**Written instruction:** Everything in the listing except the pictures should be written out exactly.

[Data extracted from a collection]
:::::

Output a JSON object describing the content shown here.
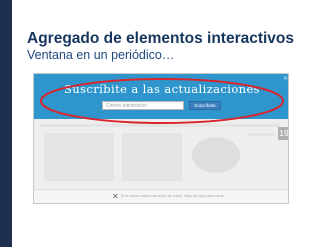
{
  "slide": {
    "title": "Agregado de elementos interactivos",
    "subtitle": "Ventana en un periódico…"
  },
  "popup": {
    "title": "Suscríbite a las actualizaciones",
    "email_placeholder": "Correo electrónico",
    "subscribe_label": "Suscríbete"
  },
  "page": {
    "date_badge": "19",
    "bottom_notice": "Si no desea recibir este aviso de nuevo, haga clic aquí para cerrar."
  },
  "colors": {
    "title": "#17365d",
    "popup_band": "#2e96cc",
    "highlight": "#d9262e"
  },
  "icons": [
    "close-icon",
    "close-x-icon"
  ]
}
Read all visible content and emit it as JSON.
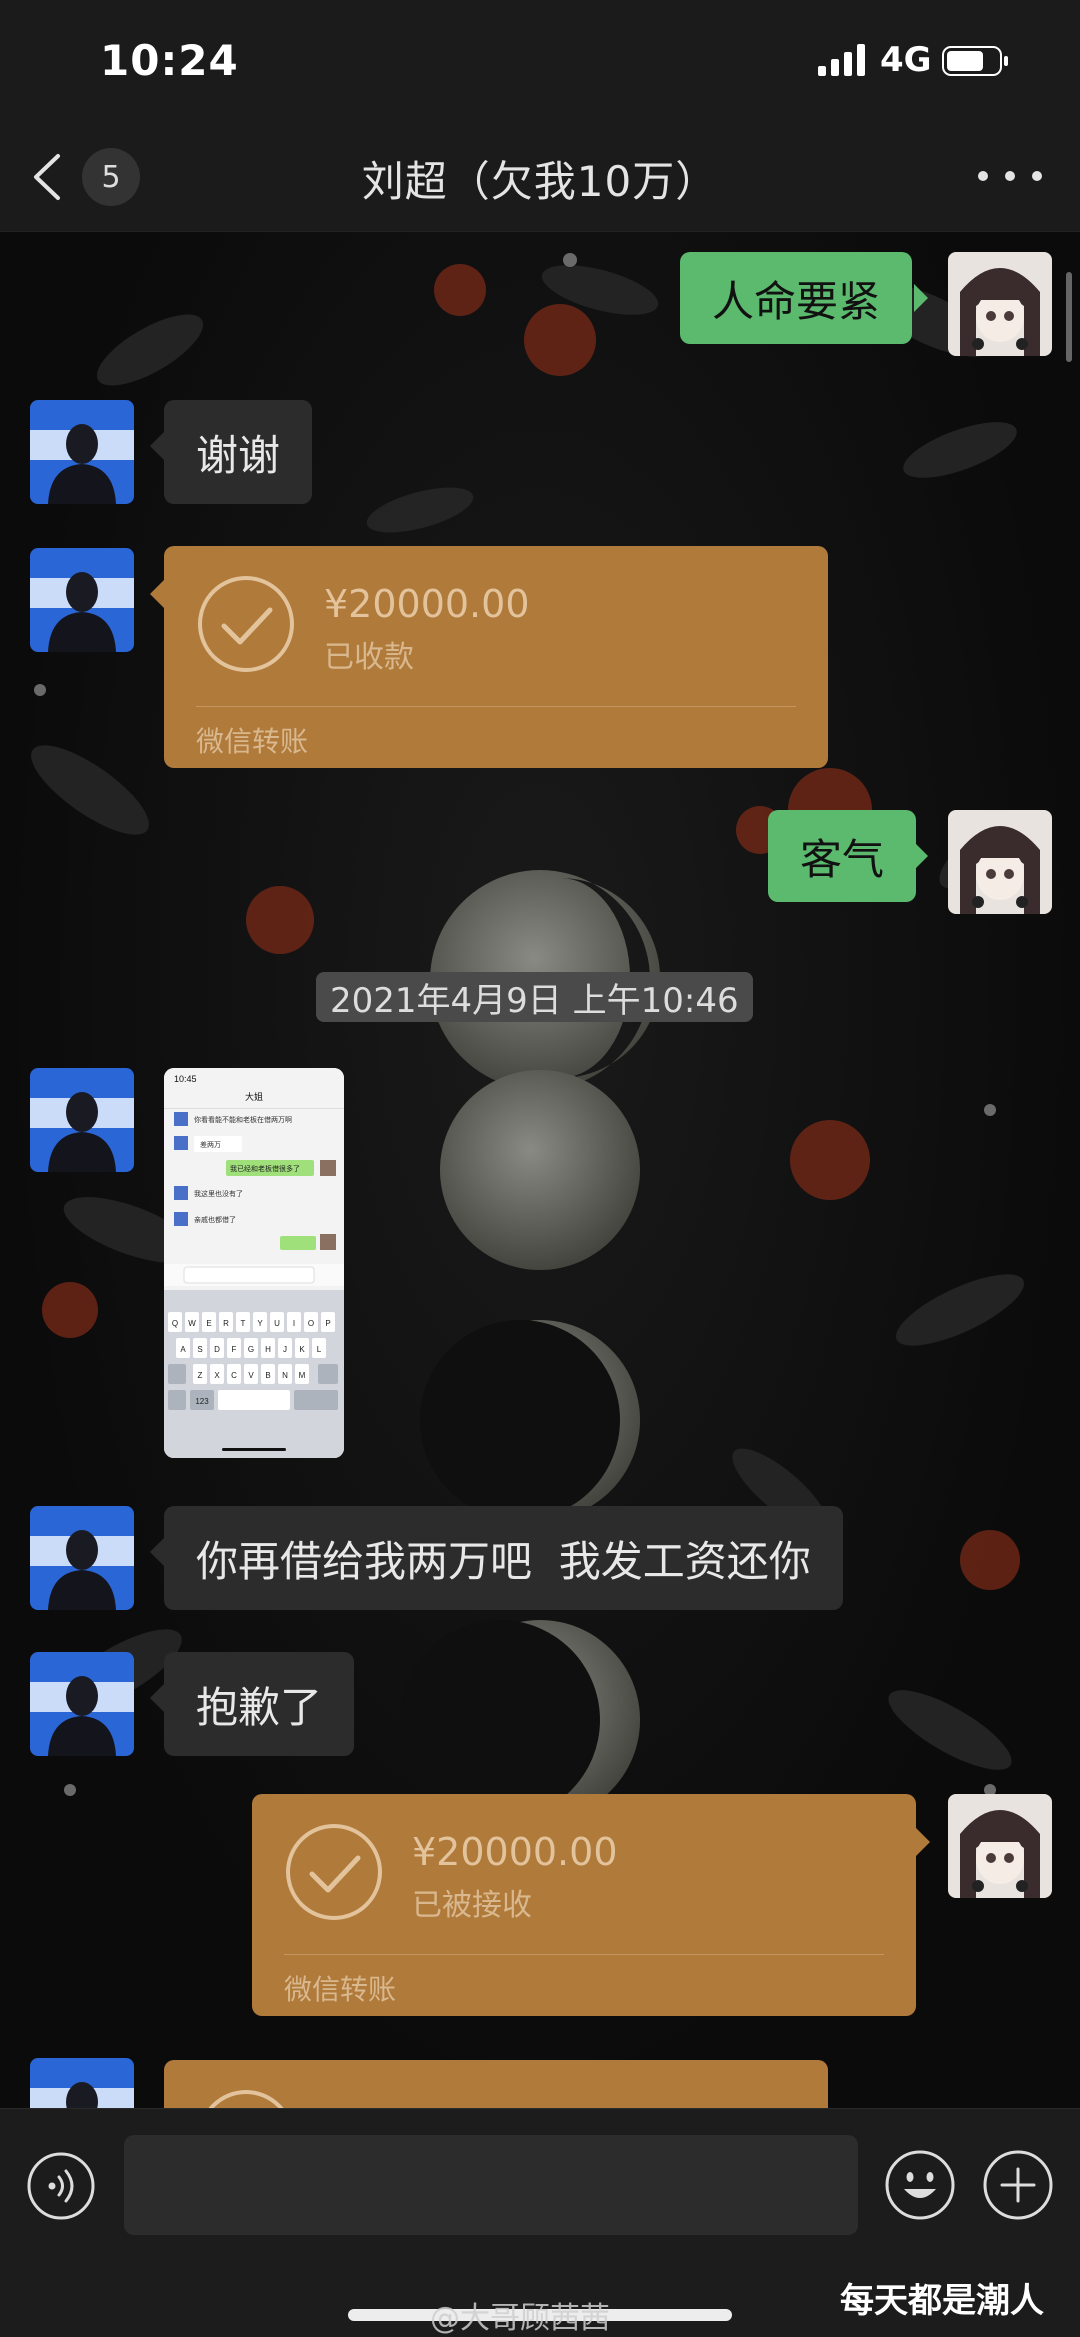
{
  "status_bar": {
    "time": "10:24",
    "network": "4G"
  },
  "nav": {
    "unread_count": "5",
    "title": "刘超（欠我10万）"
  },
  "messages": [
    {
      "side": "right",
      "type": "text",
      "text": "人命要紧"
    },
    {
      "side": "left",
      "type": "text",
      "text": "谢谢"
    },
    {
      "side": "left",
      "type": "transfer",
      "amount": "¥20000.00",
      "state": "已收款",
      "source": "微信转账"
    },
    {
      "side": "right",
      "type": "text",
      "text": "客气"
    },
    {
      "type": "timestamp",
      "text": "2021年4月9日 上午10:46"
    },
    {
      "side": "left",
      "type": "image"
    },
    {
      "side": "left",
      "type": "text",
      "text": "你再借给我两万吧  我发工资还你"
    },
    {
      "side": "left",
      "type": "text",
      "text": "抱歉了"
    },
    {
      "side": "right",
      "type": "transfer",
      "amount": "¥20000.00",
      "state": "已被接收",
      "source": "微信转账"
    },
    {
      "side": "left",
      "type": "transfer_partial"
    }
  ],
  "screenshot_thumb": {
    "time": "10:45",
    "title": "大姐",
    "lines": [
      "你看看能不能和老板在借两万啊",
      "差两万",
      "我已经和老板借很多了",
      "我这里也没有了",
      "亲戚也都借了"
    ],
    "keyboard_rows": [
      "QWERTYUIOP",
      "ASDFGHJKL",
      "ZXCVBNM"
    ],
    "key_123": "123"
  },
  "watermarks": {
    "weibo": "@大哥顾茜茜",
    "right": "每天都是潮人"
  },
  "colors": {
    "green_bubble": "#5cba6e",
    "dark_bubble": "#2c2c2c",
    "transfer": "#b07a3a"
  }
}
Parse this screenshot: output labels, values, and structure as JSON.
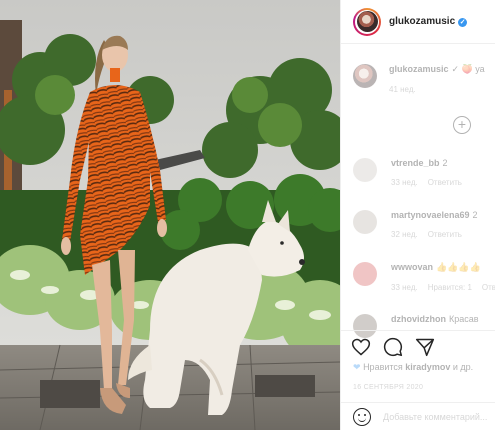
{
  "post": {
    "author": "glukozamusic",
    "verified_mark": "✓"
  },
  "caption": {
    "author": "glukozamusic",
    "text": "✓ 🍑 уа",
    "time": "41 нед."
  },
  "comments": [
    {
      "user": "vtrende_bb",
      "text": "2",
      "time": "33 нед.",
      "reply": "Ответить",
      "extra": ""
    },
    {
      "user": "martynovaelena69",
      "text": "2",
      "time": "32 нед.",
      "reply": "Ответить",
      "extra": ""
    },
    {
      "user": "wwwovan",
      "text": "👍👍👍👍",
      "time": "33 нед.",
      "reply": "Ответить",
      "extra": "Нравится: 1"
    },
    {
      "user": "dzhovidzhon",
      "text": "Красав",
      "time": "",
      "reply": "",
      "extra": ""
    }
  ],
  "likes": {
    "prefix": "Нравится",
    "user": "kiradymov",
    "suffix": "и др."
  },
  "date": "16 сентября 2020",
  "add_comment_placeholder": "Добавьте комментарий...",
  "icons": {
    "like": "heart-icon",
    "comment": "comment-icon",
    "share": "share-icon",
    "more": "plus-circle-icon",
    "emoji": "emoji-icon"
  },
  "colors": {
    "verified": "#3897f0",
    "dress": "#e8651a",
    "dog": "#f1ece4"
  }
}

:::::

**Solution to this problem:**
Output a JSON object describing the content shown here.
{
  "slide": {
    "title": "Agregado de elementos interactivos",
    "subtitle": "Ventana en un periódico…"
  },
  "popup": {
    "title": "Suscríbite a las actualizaciones",
    "email_placeholder": "Correo electrónico",
    "subscribe_label": "Suscríbete"
  },
  "page": {
    "date_badge": "19",
    "bottom_notice": "Si no desea recibir este aviso de nuevo, haga clic aquí para cerrar."
  },
  "colors": {
    "title": "#17365d",
    "popup_band": "#2e96cc",
    "highlight": "#d9262e"
  },
  "icons": [
    "close-icon",
    "close-x-icon"
  ]
}
Read all visible content and emit it as JSON.
{
  "status_bar": {
    "time": "10:24",
    "network": "4G"
  },
  "nav": {
    "unread_count": "5",
    "title": "刘超（欠我10万）"
  },
  "messages": [
    {
      "side": "right",
      "type": "text",
      "text": "人命要紧"
    },
    {
      "side": "left",
      "type": "text",
      "text": "谢谢"
    },
    {
      "side": "left",
      "type": "transfer",
      "amount": "¥20000.00",
      "state": "已收款",
      "source": "微信转账"
    },
    {
      "side": "right",
      "type": "text",
      "text": "客气"
    },
    {
      "type": "timestamp",
      "text": "2021年4月9日 上午10:46"
    },
    {
      "side": "left",
      "type": "image"
    },
    {
      "side": "left",
      "type": "text",
      "text": "你再借给我两万吧  我发工资还你"
    },
    {
      "side": "left",
      "type": "text",
      "text": "抱歉了"
    },
    {
      "side": "right",
      "type": "transfer",
      "amount": "¥20000.00",
      "state": "已被接收",
      "source": "微信转账"
    },
    {
      "side": "left",
      "type": "transfer_partial"
    }
  ],
  "screenshot_thumb": {
    "time": "10:45",
    "title": "大姐",
    "lines": [
      "你看看能不能和老板在借两万啊",
      "差两万",
      "我已经和老板借很多了",
      "我这里也没有了",
      "亲戚也都借了"
    ],
    "keyboard_rows": [
      "QWERTYUIOP",
      "ASDFGHJKL",
      "ZXCVBNM"
    ],
    "key_123": "123"
  },
  "watermarks": {
    "weibo": "@大哥顾茜茜",
    "right": "每天都是潮人"
  },
  "colors": {
    "green_bubble": "#5cba6e",
    "dark_bubble": "#2c2c2c",
    "transfer": "#b07a3a"
  }
}
Parse this screenshot: output labels, values, and structure as JSON.
{
  "post": {
    "author": "glukozamusic",
    "verified_mark": "✓"
  },
  "caption": {
    "author": "glukozamusic",
    "text": "✓ 🍑 уа",
    "time": "41 нед."
  },
  "comments": [
    {
      "user": "vtrende_bb",
      "text": "2",
      "time": "33 нед.",
      "reply": "Ответить",
      "extra": ""
    },
    {
      "user": "martynovaelena69",
      "text": "2",
      "time": "32 нед.",
      "reply": "Ответить",
      "extra": ""
    },
    {
      "user": "wwwovan",
      "text": "👍👍👍👍",
      "time": "33 нед.",
      "reply": "Ответить",
      "extra": "Нравится: 1"
    },
    {
      "user": "dzhovidzhon",
      "text": "Красав",
      "time": "",
      "reply": "",
      "extra": ""
    }
  ],
  "likes": {
    "prefix": "Нравится",
    "user": "kiradymov",
    "suffix": "и др."
  },
  "date": "16 сентября 2020",
  "add_comment_placeholder": "Добавьте комментарий...",
  "icons": {
    "like": "heart-icon",
    "comment": "comment-icon",
    "share": "share-icon",
    "more": "plus-circle-icon",
    "emoji": "emoji-icon"
  },
  "colors": {
    "verified": "#3897f0",
    "dress": "#e8651a",
    "dog": "#f1ece4"
  }
}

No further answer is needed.